STATED TASK> The entries below should be quoted exactly, with no pictures carried over.

Figure contents as structured data:

┌────────

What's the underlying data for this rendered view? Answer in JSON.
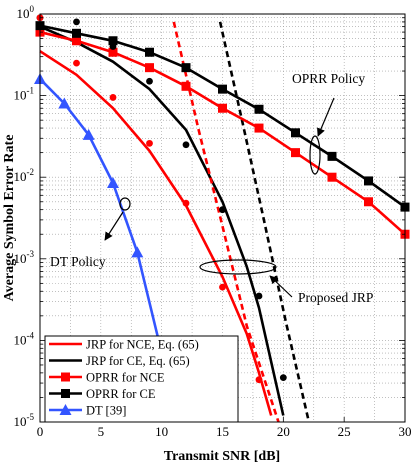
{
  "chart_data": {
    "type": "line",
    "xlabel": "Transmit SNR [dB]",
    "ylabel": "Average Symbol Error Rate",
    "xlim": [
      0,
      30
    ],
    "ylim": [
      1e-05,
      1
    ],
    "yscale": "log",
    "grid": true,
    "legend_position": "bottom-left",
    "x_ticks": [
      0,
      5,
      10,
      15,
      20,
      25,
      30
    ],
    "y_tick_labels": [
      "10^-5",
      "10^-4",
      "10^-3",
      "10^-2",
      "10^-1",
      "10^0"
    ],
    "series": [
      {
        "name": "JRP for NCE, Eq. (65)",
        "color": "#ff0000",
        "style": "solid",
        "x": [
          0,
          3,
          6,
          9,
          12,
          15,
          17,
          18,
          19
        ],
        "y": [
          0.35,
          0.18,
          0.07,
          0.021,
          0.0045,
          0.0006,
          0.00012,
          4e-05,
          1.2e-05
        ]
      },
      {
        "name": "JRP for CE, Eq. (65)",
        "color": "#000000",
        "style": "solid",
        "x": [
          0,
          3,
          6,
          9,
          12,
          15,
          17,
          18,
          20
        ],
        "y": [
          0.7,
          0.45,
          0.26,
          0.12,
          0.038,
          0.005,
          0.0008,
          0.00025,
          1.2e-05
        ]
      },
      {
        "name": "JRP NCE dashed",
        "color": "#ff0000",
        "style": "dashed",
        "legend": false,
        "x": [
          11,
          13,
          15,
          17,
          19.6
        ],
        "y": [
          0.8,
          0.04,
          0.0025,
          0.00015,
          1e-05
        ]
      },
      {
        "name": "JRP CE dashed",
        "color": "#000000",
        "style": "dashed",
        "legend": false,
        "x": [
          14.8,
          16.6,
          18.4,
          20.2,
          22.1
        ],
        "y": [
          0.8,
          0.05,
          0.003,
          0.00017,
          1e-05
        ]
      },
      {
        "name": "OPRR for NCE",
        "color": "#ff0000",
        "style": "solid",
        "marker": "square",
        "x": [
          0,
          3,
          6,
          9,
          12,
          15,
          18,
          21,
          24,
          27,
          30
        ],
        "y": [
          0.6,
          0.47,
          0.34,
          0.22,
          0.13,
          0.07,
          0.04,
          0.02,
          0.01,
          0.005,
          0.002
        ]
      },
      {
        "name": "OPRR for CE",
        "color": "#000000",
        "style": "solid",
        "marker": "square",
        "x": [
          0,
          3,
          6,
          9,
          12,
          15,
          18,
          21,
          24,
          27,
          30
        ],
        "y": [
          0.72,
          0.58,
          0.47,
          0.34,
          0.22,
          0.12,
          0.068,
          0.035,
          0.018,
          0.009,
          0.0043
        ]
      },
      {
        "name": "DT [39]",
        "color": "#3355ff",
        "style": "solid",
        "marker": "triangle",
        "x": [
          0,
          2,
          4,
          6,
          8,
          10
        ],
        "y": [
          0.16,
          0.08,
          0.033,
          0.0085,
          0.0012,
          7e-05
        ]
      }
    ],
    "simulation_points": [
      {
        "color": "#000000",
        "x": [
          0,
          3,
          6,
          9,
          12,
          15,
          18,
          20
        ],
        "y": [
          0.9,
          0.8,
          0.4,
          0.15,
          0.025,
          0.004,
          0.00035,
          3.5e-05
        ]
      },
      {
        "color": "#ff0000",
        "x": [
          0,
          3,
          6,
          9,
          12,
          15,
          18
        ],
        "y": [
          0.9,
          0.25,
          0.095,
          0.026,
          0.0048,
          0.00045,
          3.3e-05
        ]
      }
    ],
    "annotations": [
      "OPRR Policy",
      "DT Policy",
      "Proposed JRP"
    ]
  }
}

└────────

TASK SOLUTION>
What's the underlying data for this rendered view? Answer in JSON.
{
  "chart_data": {
    "type": "line",
    "xlabel": "Transmit SNR [dB]",
    "ylabel": "Average Symbol Error Rate",
    "xlim": [
      0,
      30
    ],
    "ylim": [
      1e-05,
      1
    ],
    "yscale": "log",
    "grid": true,
    "legend_position": "bottom-left",
    "x_ticks": [
      0,
      5,
      10,
      15,
      20,
      25,
      30
    ],
    "y_tick_labels": [
      "10^-5",
      "10^-4",
      "10^-3",
      "10^-2",
      "10^-1",
      "10^0"
    ],
    "series": [
      {
        "name": "JRP for NCE, Eq. (65)",
        "color": "#ff0000",
        "style": "solid",
        "x": [
          0,
          3,
          6,
          9,
          12,
          15,
          17,
          18,
          19
        ],
        "y": [
          0.35,
          0.18,
          0.07,
          0.021,
          0.0045,
          0.0006,
          0.00012,
          4e-05,
          1.2e-05
        ]
      },
      {
        "name": "JRP for CE, Eq. (65)",
        "color": "#000000",
        "style": "solid",
        "x": [
          0,
          3,
          6,
          9,
          12,
          15,
          17,
          18,
          20
        ],
        "y": [
          0.7,
          0.45,
          0.26,
          0.12,
          0.038,
          0.005,
          0.0008,
          0.00025,
          1.2e-05
        ]
      },
      {
        "name": "JRP NCE dashed",
        "color": "#ff0000",
        "style": "dashed",
        "legend": false,
        "x": [
          11,
          13,
          15,
          17,
          19.6
        ],
        "y": [
          0.8,
          0.04,
          0.0025,
          0.00015,
          1e-05
        ]
      },
      {
        "name": "JRP CE dashed",
        "color": "#000000",
        "style": "dashed",
        "legend": false,
        "x": [
          14.8,
          16.6,
          18.4,
          20.2,
          22.1
        ],
        "y": [
          0.8,
          0.05,
          0.003,
          0.00017,
          1e-05
        ]
      },
      {
        "name": "OPRR for NCE",
        "color": "#ff0000",
        "style": "solid",
        "marker": "square",
        "x": [
          0,
          3,
          6,
          9,
          12,
          15,
          18,
          21,
          24,
          27,
          30
        ],
        "y": [
          0.6,
          0.47,
          0.34,
          0.22,
          0.13,
          0.07,
          0.04,
          0.02,
          0.01,
          0.005,
          0.002
        ]
      },
      {
        "name": "OPRR for CE",
        "color": "#000000",
        "style": "solid",
        "marker": "square",
        "x": [
          0,
          3,
          6,
          9,
          12,
          15,
          18,
          21,
          24,
          27,
          30
        ],
        "y": [
          0.72,
          0.58,
          0.47,
          0.34,
          0.22,
          0.12,
          0.068,
          0.035,
          0.018,
          0.009,
          0.0043
        ]
      },
      {
        "name": "DT [39]",
        "color": "#3355ff",
        "style": "solid",
        "marker": "triangle",
        "x": [
          0,
          2,
          4,
          6,
          8,
          10
        ],
        "y": [
          0.16,
          0.08,
          0.033,
          0.0085,
          0.0012,
          7e-05
        ]
      }
    ],
    "simulation_points": [
      {
        "color": "#000000",
        "x": [
          0,
          3,
          6,
          9,
          12,
          15,
          18,
          20
        ],
        "y": [
          0.9,
          0.8,
          0.4,
          0.15,
          0.025,
          0.004,
          0.00035,
          3.5e-05
        ]
      },
      {
        "color": "#ff0000",
        "x": [
          0,
          3,
          6,
          9,
          12,
          15,
          18
        ],
        "y": [
          0.9,
          0.25,
          0.095,
          0.026,
          0.0048,
          0.00045,
          3.3e-05
        ]
      }
    ],
    "annotations": [
      "OPRR Policy",
      "DT Policy",
      "Proposed JRP"
    ]
  }
}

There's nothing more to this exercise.